◆ To do
Extract each line from the records below and reproduce it without any change.

[Page element annotations]
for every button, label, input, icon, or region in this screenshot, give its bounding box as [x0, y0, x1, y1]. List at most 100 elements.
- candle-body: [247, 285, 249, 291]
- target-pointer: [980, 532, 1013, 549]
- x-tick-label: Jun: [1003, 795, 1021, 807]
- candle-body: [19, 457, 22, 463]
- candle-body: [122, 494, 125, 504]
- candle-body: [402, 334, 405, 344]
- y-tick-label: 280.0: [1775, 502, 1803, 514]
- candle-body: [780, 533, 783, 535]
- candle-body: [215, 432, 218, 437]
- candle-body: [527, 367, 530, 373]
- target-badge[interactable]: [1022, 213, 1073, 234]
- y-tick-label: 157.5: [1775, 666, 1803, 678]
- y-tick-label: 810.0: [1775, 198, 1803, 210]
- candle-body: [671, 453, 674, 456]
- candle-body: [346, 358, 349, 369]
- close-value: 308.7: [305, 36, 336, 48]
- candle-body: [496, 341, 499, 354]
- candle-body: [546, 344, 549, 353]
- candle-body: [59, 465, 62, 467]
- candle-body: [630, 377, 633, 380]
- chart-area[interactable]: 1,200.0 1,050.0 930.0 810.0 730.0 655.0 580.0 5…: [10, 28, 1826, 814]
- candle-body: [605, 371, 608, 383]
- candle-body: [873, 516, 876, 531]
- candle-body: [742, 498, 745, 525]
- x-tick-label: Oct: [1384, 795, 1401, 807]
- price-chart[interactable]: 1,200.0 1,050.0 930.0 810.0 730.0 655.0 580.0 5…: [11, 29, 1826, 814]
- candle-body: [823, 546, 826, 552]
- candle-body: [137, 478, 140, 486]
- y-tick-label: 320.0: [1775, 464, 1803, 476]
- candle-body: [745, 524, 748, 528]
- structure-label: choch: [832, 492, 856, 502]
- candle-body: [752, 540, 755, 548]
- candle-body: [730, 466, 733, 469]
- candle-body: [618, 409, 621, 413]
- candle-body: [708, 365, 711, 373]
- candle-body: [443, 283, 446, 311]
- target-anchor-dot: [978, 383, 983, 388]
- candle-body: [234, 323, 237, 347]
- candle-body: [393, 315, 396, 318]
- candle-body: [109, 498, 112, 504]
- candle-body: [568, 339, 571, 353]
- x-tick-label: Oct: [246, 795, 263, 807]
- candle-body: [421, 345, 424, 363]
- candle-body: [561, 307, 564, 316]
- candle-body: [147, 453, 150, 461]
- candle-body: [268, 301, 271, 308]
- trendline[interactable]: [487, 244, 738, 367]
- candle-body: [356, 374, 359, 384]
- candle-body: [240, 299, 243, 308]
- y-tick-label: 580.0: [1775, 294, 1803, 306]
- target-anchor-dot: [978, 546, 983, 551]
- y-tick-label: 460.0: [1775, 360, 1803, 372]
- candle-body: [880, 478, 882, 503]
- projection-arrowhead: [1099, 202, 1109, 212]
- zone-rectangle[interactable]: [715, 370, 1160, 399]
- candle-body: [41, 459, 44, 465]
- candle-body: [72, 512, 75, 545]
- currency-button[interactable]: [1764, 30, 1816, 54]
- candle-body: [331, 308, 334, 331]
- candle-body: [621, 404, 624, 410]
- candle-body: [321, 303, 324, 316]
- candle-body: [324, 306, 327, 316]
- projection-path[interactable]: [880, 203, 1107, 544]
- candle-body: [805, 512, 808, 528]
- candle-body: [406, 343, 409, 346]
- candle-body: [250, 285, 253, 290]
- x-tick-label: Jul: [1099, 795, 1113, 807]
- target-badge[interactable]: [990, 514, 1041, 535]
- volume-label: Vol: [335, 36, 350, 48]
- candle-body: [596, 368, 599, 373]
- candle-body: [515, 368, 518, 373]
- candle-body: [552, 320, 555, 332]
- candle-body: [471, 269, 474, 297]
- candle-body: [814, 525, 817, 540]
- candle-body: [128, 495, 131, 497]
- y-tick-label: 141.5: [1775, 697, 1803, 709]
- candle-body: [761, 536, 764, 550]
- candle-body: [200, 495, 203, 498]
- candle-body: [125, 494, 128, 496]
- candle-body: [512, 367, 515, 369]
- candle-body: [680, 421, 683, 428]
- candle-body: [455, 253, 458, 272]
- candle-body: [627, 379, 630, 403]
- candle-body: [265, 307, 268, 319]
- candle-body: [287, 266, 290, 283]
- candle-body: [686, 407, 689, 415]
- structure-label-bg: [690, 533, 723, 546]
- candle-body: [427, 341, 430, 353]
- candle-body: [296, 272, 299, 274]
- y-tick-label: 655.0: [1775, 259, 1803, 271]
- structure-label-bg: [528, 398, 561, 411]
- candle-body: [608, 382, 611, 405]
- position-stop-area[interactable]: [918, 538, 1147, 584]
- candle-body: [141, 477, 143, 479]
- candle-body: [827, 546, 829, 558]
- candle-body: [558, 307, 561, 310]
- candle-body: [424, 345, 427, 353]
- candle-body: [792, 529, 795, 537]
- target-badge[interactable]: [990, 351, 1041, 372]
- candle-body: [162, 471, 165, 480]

◆ Reply to the task
for every button, label, input, icon, or region in this screenshot, give its bounding box as [x0, y0, x1, y1]. List at most 100 elements.
- candle-body: [247, 285, 249, 291]
- target-pointer: [980, 532, 1013, 549]
- x-tick-label: Jun: [1003, 795, 1021, 807]
- candle-body: [19, 457, 22, 463]
- candle-body: [122, 494, 125, 504]
- candle-body: [402, 334, 405, 344]
- y-tick-label: 280.0: [1775, 502, 1803, 514]
- candle-body: [780, 533, 783, 535]
- candle-body: [215, 432, 218, 437]
- candle-body: [527, 367, 530, 373]
- target-badge[interactable]: [1022, 213, 1073, 234]
- y-tick-label: 157.5: [1775, 666, 1803, 678]
- y-tick-label: 810.0: [1775, 198, 1803, 210]
- candle-body: [671, 453, 674, 456]
- candle-body: [346, 358, 349, 369]
- close-value: 308.7: [305, 36, 336, 48]
- candle-body: [496, 341, 499, 354]
- candle-body: [546, 344, 549, 353]
- candle-body: [59, 465, 62, 467]
- candle-body: [630, 377, 633, 380]
- chart-area[interactable]: 1,200.0 1,050.0 930.0 810.0 730.0 655.0 580.0 5…: [10, 28, 1826, 814]
- candle-body: [605, 371, 608, 383]
- candle-body: [873, 516, 876, 531]
- candle-body: [742, 498, 745, 525]
- x-tick-label: Oct: [1384, 795, 1401, 807]
- price-chart[interactable]: 1,200.0 1,050.0 930.0 810.0 730.0 655.0 580.0 5…: [11, 29, 1826, 814]
- candle-body: [823, 546, 826, 552]
- candle-body: [137, 478, 140, 486]
- y-tick-label: 320.0: [1775, 464, 1803, 476]
- candle-body: [745, 524, 748, 528]
- structure-label: choch: [832, 492, 856, 502]
- candle-body: [752, 540, 755, 548]
- candle-body: [730, 466, 733, 469]
- candle-body: [618, 409, 621, 413]
- candle-body: [708, 365, 711, 373]
- candle-body: [443, 283, 446, 311]
- target-anchor-dot: [978, 383, 983, 388]
- candle-body: [234, 323, 237, 347]
- candle-body: [393, 315, 396, 318]
- candle-body: [109, 498, 112, 504]
- candle-body: [568, 339, 571, 353]
- x-tick-label: Oct: [246, 795, 263, 807]
- candle-body: [421, 345, 424, 363]
- candle-body: [561, 307, 564, 316]
- candle-body: [147, 453, 150, 461]
- candle-body: [268, 301, 271, 308]
- trendline[interactable]: [487, 244, 738, 367]
- candle-body: [356, 374, 359, 384]
- candle-body: [240, 299, 243, 308]
- y-tick-label: 580.0: [1775, 294, 1803, 306]
- target-anchor-dot: [978, 546, 983, 551]
- y-tick-label: 460.0: [1775, 360, 1803, 372]
- candle-body: [880, 478, 882, 503]
- projection-arrowhead: [1099, 202, 1109, 212]
- zone-rectangle[interactable]: [715, 370, 1160, 399]
- candle-body: [41, 459, 44, 465]
- candle-body: [72, 512, 75, 545]
- currency-button[interactable]: [1764, 30, 1816, 54]
- candle-body: [331, 308, 334, 331]
- candle-body: [621, 404, 624, 410]
- candle-body: [321, 303, 324, 316]
- candle-body: [324, 306, 327, 316]
- projection-path[interactable]: [880, 203, 1107, 544]
- candle-body: [805, 512, 808, 528]
- candle-body: [406, 343, 409, 346]
- candle-body: [250, 285, 253, 290]
- x-tick-label: Jul: [1099, 795, 1113, 807]
- target-badge[interactable]: [990, 514, 1041, 535]
- volume-label: Vol: [335, 36, 350, 48]
- candle-body: [596, 368, 599, 373]
- candle-body: [515, 368, 518, 373]
- candle-body: [552, 320, 555, 332]
- candle-body: [471, 269, 474, 297]
- candle-body: [814, 525, 817, 540]
- candle-body: [128, 495, 131, 497]
- y-tick-label: 141.5: [1775, 697, 1803, 709]
- candle-body: [761, 536, 764, 550]
- candle-body: [200, 495, 203, 498]
- candle-body: [125, 494, 128, 496]
- candle-body: [512, 367, 515, 369]
- candle-body: [680, 421, 683, 428]
- candle-body: [455, 253, 458, 272]
- candle-body: [627, 379, 630, 403]
- candle-body: [265, 307, 268, 319]
- candle-body: [287, 266, 290, 283]
- candle-body: [686, 407, 689, 415]
- structure-label-bg: [690, 533, 723, 546]
- candle-body: [427, 341, 430, 353]
- candle-body: [296, 272, 299, 274]
- y-tick-label: 655.0: [1775, 259, 1803, 271]
- structure-label-bg: [528, 398, 561, 411]
- candle-body: [608, 382, 611, 405]
- position-stop-area[interactable]: [918, 538, 1147, 584]
- candle-body: [141, 477, 143, 479]
- candle-body: [827, 546, 829, 558]
- candle-body: [558, 307, 561, 310]
- candle-body: [424, 345, 427, 353]
- candle-body: [792, 529, 795, 537]
- target-badge[interactable]: [990, 351, 1041, 372]
- candle-body: [162, 471, 165, 480]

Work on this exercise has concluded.